Output the lines that follow exactly as they are.
** Start TASK INPUTS **
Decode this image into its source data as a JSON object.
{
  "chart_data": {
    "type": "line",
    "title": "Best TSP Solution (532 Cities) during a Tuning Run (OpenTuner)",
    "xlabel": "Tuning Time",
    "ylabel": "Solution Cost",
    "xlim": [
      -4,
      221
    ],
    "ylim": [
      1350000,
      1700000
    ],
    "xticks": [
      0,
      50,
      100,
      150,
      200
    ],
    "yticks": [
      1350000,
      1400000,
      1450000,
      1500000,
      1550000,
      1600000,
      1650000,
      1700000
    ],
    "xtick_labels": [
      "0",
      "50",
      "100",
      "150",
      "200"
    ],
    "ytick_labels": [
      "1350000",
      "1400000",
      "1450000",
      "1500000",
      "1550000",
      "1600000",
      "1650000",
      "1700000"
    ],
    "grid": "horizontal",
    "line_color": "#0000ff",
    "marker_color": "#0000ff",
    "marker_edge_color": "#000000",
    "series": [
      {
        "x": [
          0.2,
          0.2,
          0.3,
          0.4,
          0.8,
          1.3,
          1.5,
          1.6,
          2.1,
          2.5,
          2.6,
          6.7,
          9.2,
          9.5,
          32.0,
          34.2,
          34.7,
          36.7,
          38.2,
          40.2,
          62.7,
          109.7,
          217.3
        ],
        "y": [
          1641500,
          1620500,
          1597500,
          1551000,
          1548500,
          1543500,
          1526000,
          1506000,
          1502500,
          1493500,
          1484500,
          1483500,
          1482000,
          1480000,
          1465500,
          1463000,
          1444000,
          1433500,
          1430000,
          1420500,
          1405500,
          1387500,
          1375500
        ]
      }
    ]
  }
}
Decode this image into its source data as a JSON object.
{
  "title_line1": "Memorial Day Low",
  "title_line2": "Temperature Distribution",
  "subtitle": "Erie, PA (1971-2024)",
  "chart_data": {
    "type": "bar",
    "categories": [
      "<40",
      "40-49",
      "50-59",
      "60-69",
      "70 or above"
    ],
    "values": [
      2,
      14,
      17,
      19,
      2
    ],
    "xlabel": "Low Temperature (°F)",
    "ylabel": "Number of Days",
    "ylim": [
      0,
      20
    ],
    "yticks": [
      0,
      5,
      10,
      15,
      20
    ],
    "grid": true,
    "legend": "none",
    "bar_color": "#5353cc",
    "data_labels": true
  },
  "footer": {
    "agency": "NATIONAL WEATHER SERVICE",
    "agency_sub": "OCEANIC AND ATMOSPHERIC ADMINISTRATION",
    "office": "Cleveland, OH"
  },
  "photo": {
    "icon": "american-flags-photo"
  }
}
** End TASK INPUTS **
### IN RESPONSE
Decode this image into its source data as a JSON object.
{
  "chart_data": {
    "type": "line",
    "title": "Best TSP Solution (532 Cities) during a Tuning Run (OpenTuner)",
    "xlabel": "Tuning Time",
    "ylabel": "Solution Cost",
    "xlim": [
      -4,
      221
    ],
    "ylim": [
      1350000,
      1700000
    ],
    "xticks": [
      0,
      50,
      100,
      150,
      200
    ],
    "yticks": [
      1350000,
      1400000,
      1450000,
      1500000,
      1550000,
      1600000,
      1650000,
      1700000
    ],
    "xtick_labels": [
      "0",
      "50",
      "100",
      "150",
      "200"
    ],
    "ytick_labels": [
      "1350000",
      "1400000",
      "1450000",
      "1500000",
      "1550000",
      "1600000",
      "1650000",
      "1700000"
    ],
    "grid": "horizontal",
    "line_color": "#0000ff",
    "marker_color": "#0000ff",
    "marker_edge_color": "#000000",
    "series": [
      {
        "x": [
          0.2,
          0.2,
          0.3,
          0.4,
          0.8,
          1.3,
          1.5,
          1.6,
          2.1,
          2.5,
          2.6,
          6.7,
          9.2,
          9.5,
          32.0,
          34.2,
          34.7,
          36.7,
          38.2,
          40.2,
          62.7,
          109.7,
          217.3
        ],
        "y": [
          1641500,
          1620500,
          1597500,
          1551000,
          1548500,
          1543500,
          1526000,
          1506000,
          1502500,
          1493500,
          1484500,
          1483500,
          1482000,
          1480000,
          1465500,
          1463000,
          1444000,
          1433500,
          1430000,
          1420500,
          1405500,
          1387500,
          1375500
        ]
      }
    ]
  }
}
Decode this image into its source data as a JSON object.
{
  "title_line1": "Memorial Day Low",
  "title_line2": "Temperature Distribution",
  "subtitle": "Erie, PA (1971-2024)",
  "chart_data": {
    "type": "bar",
    "categories": [
      "<40",
      "40-49",
      "50-59",
      "60-69",
      "70 or above"
    ],
    "values": [
      2,
      14,
      17,
      19,
      2
    ],
    "xlabel": "Low Temperature (°F)",
    "ylabel": "Number of Days",
    "ylim": [
      0,
      20
    ],
    "yticks": [
      0,
      5,
      10,
      15,
      20
    ],
    "grid": true,
    "legend": "none",
    "bar_color": "#5353cc",
    "data_labels": true
  },
  "footer": {
    "agency": "NATIONAL WEATHER SERVICE",
    "agency_sub": "OCEANIC AND ATMOSPHERIC ADMINISTRATION",
    "office": "Cleveland, OH"
  },
  "photo": {
    "icon": "american-flags-photo"
  }
}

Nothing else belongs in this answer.